• _What you will do_: Among the entries below, find the lines with "page" and copy them.
##############################
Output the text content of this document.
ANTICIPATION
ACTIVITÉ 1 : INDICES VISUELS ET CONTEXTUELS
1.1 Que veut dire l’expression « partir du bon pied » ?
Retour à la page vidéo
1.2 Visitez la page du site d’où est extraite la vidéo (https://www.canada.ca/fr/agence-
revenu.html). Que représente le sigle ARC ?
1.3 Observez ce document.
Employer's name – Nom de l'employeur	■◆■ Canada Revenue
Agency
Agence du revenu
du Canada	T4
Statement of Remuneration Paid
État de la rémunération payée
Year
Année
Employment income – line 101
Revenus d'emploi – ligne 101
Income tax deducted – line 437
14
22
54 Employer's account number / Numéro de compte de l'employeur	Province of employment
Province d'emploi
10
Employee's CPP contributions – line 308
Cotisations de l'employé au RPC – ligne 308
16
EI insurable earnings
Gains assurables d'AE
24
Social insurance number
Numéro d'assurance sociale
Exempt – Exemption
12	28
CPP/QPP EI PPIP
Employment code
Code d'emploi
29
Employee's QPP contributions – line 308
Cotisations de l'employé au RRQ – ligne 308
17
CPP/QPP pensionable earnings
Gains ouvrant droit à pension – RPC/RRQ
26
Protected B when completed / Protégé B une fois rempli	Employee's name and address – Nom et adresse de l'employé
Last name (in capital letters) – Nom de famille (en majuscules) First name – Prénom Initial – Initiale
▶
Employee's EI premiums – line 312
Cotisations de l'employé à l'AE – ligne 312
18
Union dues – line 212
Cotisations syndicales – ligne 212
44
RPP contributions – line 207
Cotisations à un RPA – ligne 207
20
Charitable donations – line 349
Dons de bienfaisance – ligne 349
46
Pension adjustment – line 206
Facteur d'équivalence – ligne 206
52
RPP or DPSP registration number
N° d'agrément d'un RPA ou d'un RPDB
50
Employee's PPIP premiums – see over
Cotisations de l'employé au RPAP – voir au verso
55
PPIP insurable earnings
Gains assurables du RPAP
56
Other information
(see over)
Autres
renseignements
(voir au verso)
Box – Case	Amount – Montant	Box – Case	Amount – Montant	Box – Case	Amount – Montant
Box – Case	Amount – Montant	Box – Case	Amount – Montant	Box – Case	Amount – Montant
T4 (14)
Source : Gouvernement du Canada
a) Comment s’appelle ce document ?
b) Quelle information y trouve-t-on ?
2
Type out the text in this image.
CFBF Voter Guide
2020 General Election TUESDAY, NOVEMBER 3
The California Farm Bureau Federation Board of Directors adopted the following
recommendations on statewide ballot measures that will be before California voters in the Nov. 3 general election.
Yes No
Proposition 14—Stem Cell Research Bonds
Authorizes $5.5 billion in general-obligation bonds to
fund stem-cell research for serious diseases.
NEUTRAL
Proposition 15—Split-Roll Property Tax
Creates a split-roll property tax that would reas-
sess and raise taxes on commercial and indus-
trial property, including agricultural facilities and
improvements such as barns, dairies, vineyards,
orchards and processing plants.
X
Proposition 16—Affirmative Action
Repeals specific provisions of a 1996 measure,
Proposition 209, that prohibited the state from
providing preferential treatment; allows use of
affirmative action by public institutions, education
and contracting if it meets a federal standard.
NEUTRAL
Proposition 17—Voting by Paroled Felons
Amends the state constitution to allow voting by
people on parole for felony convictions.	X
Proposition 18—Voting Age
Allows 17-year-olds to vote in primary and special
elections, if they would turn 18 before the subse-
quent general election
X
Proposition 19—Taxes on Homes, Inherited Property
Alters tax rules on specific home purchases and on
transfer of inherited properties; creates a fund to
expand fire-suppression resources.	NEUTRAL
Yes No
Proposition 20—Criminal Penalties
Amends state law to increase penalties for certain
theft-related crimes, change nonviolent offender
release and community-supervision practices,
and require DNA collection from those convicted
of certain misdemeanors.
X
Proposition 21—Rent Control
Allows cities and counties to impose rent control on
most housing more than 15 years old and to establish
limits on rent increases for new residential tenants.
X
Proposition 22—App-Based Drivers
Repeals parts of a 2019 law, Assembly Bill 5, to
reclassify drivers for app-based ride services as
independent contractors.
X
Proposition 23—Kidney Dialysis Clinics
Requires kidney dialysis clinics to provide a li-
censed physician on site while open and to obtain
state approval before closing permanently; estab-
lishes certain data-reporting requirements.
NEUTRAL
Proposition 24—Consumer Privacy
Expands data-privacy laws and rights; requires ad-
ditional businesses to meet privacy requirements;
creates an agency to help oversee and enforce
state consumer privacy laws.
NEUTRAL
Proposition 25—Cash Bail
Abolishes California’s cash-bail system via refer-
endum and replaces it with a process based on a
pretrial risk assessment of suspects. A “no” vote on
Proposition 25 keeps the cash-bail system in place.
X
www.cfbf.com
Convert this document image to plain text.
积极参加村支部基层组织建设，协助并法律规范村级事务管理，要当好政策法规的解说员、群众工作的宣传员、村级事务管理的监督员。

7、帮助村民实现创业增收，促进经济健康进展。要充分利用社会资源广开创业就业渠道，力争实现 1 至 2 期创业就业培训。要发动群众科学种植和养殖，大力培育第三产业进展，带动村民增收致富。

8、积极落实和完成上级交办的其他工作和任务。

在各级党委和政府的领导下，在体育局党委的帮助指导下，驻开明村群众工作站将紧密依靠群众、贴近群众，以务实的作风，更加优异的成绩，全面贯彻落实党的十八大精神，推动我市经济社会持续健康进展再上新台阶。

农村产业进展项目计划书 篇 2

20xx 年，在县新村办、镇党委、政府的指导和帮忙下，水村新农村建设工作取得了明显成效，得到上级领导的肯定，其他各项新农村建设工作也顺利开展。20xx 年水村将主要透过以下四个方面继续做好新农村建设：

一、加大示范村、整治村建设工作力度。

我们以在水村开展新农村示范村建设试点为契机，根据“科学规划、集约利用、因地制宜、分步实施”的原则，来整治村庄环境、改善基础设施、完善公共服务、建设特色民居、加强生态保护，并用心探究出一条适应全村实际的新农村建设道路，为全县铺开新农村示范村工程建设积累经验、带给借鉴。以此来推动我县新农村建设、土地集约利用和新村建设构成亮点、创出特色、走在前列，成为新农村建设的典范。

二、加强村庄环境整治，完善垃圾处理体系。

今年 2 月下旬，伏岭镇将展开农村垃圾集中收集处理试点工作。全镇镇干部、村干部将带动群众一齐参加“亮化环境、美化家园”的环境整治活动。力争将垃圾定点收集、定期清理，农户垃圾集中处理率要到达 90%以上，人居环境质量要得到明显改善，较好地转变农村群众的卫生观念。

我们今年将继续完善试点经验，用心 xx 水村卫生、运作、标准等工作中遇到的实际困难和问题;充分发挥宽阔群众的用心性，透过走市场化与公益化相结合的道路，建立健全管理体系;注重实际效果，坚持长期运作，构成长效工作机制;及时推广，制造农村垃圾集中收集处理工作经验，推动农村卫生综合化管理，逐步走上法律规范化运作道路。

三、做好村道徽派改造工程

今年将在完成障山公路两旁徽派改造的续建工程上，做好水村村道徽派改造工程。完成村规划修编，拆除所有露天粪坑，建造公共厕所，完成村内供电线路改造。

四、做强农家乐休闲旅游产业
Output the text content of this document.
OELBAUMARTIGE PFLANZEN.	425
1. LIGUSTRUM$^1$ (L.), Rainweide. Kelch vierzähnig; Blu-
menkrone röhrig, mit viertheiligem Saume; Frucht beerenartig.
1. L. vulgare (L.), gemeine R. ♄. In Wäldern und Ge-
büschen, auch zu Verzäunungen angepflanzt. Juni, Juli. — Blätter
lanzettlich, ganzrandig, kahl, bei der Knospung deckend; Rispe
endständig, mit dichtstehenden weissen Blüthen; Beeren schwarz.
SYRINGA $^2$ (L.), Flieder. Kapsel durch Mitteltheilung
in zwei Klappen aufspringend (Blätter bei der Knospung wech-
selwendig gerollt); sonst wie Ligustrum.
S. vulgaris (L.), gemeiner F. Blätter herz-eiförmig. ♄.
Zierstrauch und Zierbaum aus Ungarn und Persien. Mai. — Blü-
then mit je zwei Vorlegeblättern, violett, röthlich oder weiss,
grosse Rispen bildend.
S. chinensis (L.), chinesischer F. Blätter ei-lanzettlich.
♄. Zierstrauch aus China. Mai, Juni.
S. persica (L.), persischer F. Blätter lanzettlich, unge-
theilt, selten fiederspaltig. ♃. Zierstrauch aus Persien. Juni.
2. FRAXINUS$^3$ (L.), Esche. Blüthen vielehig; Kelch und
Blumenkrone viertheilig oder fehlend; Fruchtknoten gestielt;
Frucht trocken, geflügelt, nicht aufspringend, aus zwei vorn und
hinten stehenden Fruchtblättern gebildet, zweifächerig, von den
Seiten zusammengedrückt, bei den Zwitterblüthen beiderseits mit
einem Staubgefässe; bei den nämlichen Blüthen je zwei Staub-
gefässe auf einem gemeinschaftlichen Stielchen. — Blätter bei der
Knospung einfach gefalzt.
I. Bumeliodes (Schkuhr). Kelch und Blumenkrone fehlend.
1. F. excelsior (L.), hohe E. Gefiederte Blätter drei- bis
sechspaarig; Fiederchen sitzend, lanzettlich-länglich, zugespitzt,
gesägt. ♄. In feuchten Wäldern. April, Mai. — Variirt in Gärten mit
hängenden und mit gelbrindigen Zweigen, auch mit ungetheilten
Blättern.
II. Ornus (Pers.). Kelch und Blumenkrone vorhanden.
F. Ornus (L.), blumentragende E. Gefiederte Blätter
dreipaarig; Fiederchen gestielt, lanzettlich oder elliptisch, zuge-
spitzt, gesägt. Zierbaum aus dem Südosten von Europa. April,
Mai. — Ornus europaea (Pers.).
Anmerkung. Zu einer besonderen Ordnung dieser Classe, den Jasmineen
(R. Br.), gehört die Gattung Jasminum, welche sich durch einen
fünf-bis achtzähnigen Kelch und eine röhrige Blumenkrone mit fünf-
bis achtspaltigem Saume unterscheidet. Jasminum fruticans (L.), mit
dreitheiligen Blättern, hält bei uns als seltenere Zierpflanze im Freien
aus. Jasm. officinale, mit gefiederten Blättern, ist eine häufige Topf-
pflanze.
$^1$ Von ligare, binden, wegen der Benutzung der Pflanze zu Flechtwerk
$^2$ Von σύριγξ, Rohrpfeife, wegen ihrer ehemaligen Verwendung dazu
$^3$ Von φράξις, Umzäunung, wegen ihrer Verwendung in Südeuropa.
##############################
• _Response below_:
Retour à la page vidéo
1.2 Visitez la page du site d’où est extraite la vidéo (https://www.canada.ca/fr/agence-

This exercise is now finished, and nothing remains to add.